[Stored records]
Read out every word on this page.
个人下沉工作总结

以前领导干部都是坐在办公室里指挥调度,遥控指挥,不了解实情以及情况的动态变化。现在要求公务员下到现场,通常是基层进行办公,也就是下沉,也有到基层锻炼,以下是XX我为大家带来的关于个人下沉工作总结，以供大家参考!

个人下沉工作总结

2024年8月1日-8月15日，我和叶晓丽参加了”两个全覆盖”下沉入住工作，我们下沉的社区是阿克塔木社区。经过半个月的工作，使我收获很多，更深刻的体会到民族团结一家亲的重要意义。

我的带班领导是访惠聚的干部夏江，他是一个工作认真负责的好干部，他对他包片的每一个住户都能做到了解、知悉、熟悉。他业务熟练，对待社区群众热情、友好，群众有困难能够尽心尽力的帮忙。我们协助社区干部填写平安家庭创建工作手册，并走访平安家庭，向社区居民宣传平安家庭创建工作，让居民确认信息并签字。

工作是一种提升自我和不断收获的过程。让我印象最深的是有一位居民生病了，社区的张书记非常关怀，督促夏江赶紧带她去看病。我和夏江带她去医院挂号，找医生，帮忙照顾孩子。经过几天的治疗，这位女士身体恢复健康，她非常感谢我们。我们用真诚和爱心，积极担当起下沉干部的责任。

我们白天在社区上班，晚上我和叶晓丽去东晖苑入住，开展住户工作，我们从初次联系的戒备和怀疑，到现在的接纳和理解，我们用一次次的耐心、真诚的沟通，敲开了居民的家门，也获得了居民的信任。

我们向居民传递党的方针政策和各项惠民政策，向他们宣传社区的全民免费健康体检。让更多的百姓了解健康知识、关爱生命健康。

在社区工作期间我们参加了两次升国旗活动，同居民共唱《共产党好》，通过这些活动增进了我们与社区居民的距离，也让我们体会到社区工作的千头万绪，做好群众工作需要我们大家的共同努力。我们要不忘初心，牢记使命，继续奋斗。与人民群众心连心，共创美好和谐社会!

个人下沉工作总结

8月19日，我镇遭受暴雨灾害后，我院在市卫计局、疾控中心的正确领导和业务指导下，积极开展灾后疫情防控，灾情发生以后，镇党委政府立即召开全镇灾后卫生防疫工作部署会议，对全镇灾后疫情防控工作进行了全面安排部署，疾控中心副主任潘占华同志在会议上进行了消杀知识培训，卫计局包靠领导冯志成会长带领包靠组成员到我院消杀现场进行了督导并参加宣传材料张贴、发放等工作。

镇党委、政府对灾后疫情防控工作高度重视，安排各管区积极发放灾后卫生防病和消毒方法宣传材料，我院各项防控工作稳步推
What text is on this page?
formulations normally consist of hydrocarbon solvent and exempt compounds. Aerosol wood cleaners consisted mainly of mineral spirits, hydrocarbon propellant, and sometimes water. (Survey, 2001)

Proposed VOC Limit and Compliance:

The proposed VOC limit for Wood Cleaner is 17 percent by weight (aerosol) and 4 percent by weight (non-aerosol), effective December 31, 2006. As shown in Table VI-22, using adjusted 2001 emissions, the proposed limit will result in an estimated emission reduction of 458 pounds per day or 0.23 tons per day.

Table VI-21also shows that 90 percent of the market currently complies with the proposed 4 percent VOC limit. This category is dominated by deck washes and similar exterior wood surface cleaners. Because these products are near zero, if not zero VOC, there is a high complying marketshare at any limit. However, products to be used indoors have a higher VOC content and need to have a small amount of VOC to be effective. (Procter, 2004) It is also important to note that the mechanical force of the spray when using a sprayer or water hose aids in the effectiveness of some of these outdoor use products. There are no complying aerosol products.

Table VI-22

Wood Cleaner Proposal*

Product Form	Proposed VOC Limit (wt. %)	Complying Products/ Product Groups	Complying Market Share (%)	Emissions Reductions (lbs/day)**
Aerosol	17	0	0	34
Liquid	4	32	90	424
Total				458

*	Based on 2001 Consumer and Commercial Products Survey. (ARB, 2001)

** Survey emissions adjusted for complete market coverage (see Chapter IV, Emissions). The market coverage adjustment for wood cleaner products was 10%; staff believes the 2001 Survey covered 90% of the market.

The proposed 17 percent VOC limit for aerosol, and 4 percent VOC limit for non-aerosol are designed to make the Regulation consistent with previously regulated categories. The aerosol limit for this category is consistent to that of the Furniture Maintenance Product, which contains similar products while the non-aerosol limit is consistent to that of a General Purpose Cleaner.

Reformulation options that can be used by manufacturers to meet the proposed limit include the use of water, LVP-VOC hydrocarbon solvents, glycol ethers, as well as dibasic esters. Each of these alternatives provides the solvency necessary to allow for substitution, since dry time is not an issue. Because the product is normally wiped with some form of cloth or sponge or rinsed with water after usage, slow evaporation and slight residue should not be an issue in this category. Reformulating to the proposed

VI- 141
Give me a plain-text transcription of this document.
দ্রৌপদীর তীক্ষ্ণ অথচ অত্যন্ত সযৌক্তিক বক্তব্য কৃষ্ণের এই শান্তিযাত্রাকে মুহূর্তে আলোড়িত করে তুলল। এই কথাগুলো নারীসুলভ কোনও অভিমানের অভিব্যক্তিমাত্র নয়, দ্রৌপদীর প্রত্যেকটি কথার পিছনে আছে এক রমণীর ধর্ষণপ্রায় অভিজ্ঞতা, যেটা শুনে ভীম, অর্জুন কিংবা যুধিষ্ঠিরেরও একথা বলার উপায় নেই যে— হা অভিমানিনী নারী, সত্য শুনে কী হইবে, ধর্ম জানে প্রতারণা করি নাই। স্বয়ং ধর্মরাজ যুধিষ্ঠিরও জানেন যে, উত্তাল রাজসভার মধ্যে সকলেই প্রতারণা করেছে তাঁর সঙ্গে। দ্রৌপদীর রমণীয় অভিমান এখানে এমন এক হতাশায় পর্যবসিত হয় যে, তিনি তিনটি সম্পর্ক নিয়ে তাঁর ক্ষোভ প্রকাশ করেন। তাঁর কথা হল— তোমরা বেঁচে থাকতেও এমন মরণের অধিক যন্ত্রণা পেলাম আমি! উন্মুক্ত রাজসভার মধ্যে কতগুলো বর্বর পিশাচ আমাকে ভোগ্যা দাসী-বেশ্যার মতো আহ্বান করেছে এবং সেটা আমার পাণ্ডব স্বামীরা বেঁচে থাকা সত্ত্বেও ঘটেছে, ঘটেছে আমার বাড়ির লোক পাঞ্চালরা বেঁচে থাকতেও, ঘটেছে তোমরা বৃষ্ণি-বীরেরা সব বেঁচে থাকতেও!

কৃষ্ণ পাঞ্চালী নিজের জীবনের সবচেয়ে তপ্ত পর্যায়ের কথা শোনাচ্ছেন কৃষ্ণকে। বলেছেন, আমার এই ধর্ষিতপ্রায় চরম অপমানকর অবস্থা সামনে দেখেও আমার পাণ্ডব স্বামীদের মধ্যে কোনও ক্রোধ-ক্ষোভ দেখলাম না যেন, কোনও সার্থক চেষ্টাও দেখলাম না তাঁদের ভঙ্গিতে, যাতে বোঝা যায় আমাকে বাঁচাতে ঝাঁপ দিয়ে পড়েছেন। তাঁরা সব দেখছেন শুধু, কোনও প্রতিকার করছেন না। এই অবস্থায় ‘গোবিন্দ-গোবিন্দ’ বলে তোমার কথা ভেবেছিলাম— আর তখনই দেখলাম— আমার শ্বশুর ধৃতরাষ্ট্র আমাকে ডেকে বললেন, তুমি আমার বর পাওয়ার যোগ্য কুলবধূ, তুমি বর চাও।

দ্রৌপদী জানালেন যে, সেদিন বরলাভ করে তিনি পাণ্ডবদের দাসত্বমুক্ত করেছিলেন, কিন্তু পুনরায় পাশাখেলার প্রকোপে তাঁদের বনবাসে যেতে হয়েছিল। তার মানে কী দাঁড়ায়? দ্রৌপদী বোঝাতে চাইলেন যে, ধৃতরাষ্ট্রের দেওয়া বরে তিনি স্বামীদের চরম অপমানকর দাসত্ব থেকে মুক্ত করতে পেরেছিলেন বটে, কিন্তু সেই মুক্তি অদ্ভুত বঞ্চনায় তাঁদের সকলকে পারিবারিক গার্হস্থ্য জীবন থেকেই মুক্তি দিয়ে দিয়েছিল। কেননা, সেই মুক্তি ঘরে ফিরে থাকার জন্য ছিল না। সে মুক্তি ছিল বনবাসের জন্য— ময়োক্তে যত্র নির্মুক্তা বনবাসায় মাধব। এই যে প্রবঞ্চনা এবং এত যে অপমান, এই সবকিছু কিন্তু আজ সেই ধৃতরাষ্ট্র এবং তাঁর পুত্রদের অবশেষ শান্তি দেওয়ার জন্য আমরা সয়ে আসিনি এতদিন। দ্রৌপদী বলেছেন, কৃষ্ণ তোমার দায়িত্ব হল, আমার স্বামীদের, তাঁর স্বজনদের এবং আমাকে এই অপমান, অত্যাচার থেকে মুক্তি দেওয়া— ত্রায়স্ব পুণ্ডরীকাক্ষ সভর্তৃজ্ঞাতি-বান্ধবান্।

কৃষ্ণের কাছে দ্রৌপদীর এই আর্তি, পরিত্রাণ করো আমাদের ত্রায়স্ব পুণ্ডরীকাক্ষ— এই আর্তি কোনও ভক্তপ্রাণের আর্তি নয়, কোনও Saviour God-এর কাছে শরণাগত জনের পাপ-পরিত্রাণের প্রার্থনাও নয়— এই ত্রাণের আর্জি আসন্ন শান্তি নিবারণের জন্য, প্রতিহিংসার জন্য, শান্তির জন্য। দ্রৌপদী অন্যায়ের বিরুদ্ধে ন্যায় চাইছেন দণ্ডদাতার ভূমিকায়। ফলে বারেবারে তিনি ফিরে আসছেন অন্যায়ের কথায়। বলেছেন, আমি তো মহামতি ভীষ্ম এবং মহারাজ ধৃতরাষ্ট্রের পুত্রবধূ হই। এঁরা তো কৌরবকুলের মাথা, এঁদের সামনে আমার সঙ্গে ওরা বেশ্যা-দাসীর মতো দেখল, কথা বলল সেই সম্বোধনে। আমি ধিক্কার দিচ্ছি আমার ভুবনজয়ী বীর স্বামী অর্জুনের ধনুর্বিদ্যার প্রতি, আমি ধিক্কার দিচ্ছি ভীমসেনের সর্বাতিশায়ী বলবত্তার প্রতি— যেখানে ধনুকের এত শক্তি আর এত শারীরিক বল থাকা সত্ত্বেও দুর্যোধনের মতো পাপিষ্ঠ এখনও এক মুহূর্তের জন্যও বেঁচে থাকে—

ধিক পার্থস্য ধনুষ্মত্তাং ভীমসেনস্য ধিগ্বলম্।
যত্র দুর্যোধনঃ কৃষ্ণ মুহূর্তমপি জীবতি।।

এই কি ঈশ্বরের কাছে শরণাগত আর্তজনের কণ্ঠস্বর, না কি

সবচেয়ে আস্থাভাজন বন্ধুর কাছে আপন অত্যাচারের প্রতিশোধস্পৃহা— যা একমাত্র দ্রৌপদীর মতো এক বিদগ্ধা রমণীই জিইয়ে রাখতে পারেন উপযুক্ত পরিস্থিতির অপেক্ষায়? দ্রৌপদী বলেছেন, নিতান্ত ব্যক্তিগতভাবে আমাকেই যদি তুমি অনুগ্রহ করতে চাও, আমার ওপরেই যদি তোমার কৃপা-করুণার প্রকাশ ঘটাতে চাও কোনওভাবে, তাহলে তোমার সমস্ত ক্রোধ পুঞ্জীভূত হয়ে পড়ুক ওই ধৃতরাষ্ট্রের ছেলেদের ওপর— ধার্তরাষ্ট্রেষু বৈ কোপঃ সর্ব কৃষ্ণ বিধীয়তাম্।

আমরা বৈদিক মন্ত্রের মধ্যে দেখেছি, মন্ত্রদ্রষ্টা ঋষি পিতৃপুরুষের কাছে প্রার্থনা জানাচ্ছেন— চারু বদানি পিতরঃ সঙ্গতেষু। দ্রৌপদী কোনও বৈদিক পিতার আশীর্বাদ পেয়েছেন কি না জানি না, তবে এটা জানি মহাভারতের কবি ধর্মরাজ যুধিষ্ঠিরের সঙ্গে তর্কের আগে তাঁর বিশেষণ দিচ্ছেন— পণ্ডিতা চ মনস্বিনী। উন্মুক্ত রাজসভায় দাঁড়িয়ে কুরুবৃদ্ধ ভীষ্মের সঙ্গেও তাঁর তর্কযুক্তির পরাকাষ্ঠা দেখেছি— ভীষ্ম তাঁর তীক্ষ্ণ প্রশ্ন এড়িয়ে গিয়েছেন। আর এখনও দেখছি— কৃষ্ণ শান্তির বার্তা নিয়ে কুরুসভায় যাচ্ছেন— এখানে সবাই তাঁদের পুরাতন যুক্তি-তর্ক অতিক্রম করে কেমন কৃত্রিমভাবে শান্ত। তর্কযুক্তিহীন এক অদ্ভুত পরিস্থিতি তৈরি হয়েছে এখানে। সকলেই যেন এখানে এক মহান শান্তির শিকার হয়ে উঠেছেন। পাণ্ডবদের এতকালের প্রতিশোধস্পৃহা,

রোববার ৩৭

* WHAT IS REQUIRED *
Copy each line that contains the word "text".

* TASK OUTPUT *
What text is on this page?
Give me a plain-text transcription of this document.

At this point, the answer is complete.